**EXERCISE GOAL:**
Will you output all of the data below exactly, omitting the images?

============

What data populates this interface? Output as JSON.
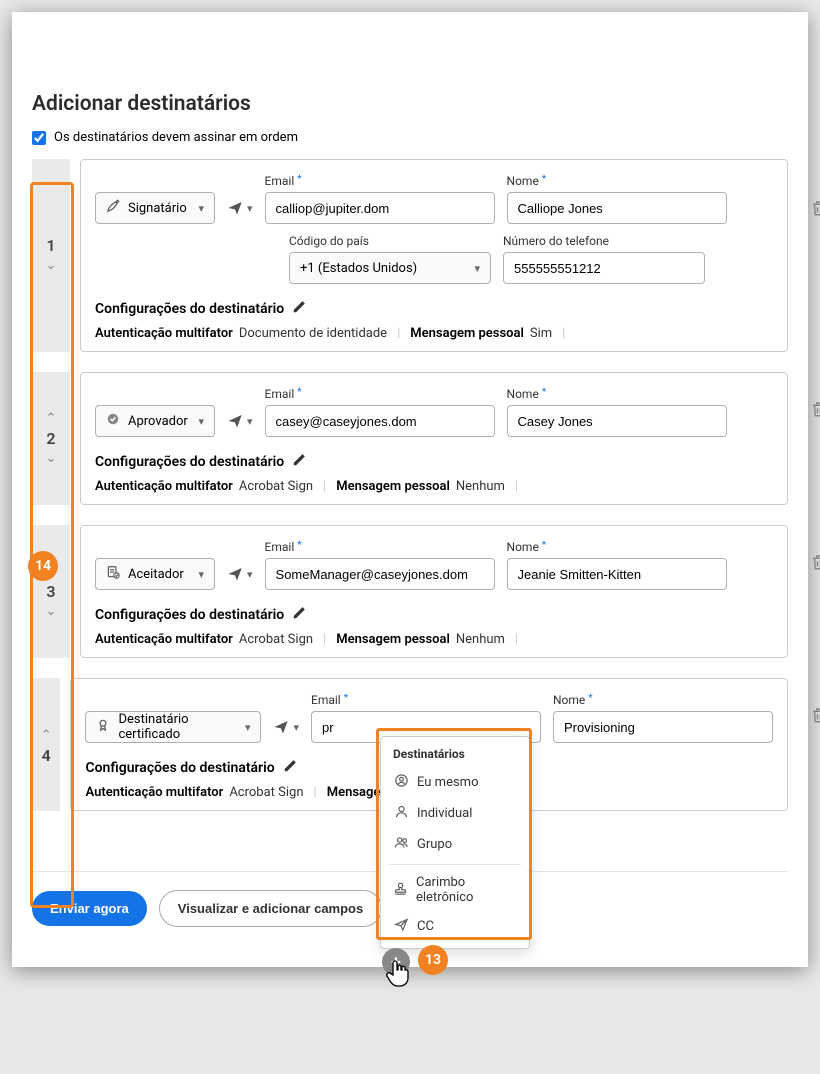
{
  "title": "Adicionar destinatários",
  "orderCheckbox": "Os destinatários devem assinar em ordem",
  "labels": {
    "email": "Email",
    "name": "Nome",
    "country": "Código do país",
    "phone": "Número do telefone",
    "config": "Configurações do destinatário",
    "auth": "Autenticação multifator",
    "msg": "Mensagem pessoal"
  },
  "recipients": [
    {
      "order": "1",
      "role": "Signatário",
      "email": "calliop@jupiter.dom",
      "name": "Calliope Jones",
      "country": "+1 (Estados Unidos)",
      "phone": "555555551212",
      "auth": "Documento de identidade",
      "msg": "Sim",
      "hasPhone": true,
      "arrows": "down"
    },
    {
      "order": "2",
      "role": "Aprovador",
      "email": "casey@caseyjones.dom",
      "name": "Casey Jones",
      "auth": "Acrobat Sign",
      "msg": "Nenhum",
      "hasPhone": false,
      "arrows": "both"
    },
    {
      "order": "3",
      "role": "Aceitador",
      "email": "SomeManager@caseyjones.dom",
      "name": "Jeanie Smitten-Kitten",
      "auth": "Acrobat Sign",
      "msg": "Nenhum",
      "hasPhone": false,
      "arrows": "both"
    },
    {
      "order": "4",
      "role": "Destinatário certificado",
      "email": "pr",
      "name": "Provisioning",
      "auth": "Acrobat Sign",
      "msg": "",
      "hasPhone": false,
      "arrows": "up",
      "roleCert": true,
      "msgTruncated": "Mensagem p"
    }
  ],
  "popup": {
    "title": "Destinatários",
    "items": [
      {
        "label": "Eu mesmo",
        "icon": "user-circle"
      },
      {
        "label": "Individual",
        "icon": "user"
      },
      {
        "label": "Grupo",
        "icon": "users"
      }
    ],
    "items2": [
      {
        "label": "Carimbo eletrônico",
        "icon": "stamp"
      },
      {
        "label": "CC",
        "icon": "send"
      }
    ]
  },
  "badge13": "13",
  "badge14": "14",
  "buttons": {
    "send": "Enviar agora",
    "preview": "Visualizar e adicionar campos"
  }
}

============

**WRITTEN SOLUTION:**
What data populates this interface? Output as JSON.
{
  "title": "Adicionar destinatários",
  "orderCheckbox": "Os destinatários devem assinar em ordem",
  "labels": {
    "email": "Email",
    "name": "Nome",
    "country": "Código do país",
    "phone": "Número do telefone",
    "config": "Configurações do destinatário",
    "auth": "Autenticação multifator",
    "msg": "Mensagem pessoal"
  },
  "recipients": [
    {
      "order": "1",
      "role": "Signatário",
      "email": "calliop@jupiter.dom",
      "name": "Calliope Jones",
      "country": "+1 (Estados Unidos)",
      "phone": "555555551212",
      "auth": "Documento de identidade",
      "msg": "Sim",
      "hasPhone": true,
      "arrows": "down"
    },
    {
      "order": "2",
      "role": "Aprovador",
      "email": "casey@caseyjones.dom",
      "name": "Casey Jones",
      "auth": "Acrobat Sign",
      "msg": "Nenhum",
      "hasPhone": false,
      "arrows": "both"
    },
    {
      "order": "3",
      "role": "Aceitador",
      "email": "SomeManager@caseyjones.dom",
      "name": "Jeanie Smitten-Kitten",
      "auth": "Acrobat Sign",
      "msg": "Nenhum",
      "hasPhone": false,
      "arrows": "both"
    },
    {
      "order": "4",
      "role": "Destinatário certificado",
      "email": "pr",
      "name": "Provisioning",
      "auth": "Acrobat Sign",
      "msg": "",
      "hasPhone": false,
      "arrows": "up",
      "roleCert": true,
      "msgTruncated": "Mensagem p"
    }
  ],
  "popup": {
    "title": "Destinatários",
    "items": [
      {
        "label": "Eu mesmo",
        "icon": "user-circle"
      },
      {
        "label": "Individual",
        "icon": "user"
      },
      {
        "label": "Grupo",
        "icon": "users"
      }
    ],
    "items2": [
      {
        "label": "Carimbo eletrônico",
        "icon": "stamp"
      },
      {
        "label": "CC",
        "icon": "send"
      }
    ]
  },
  "badge13": "13",
  "badge14": "14",
  "buttons": {
    "send": "Enviar agora",
    "preview": "Visualizar e adicionar campos"
  }
}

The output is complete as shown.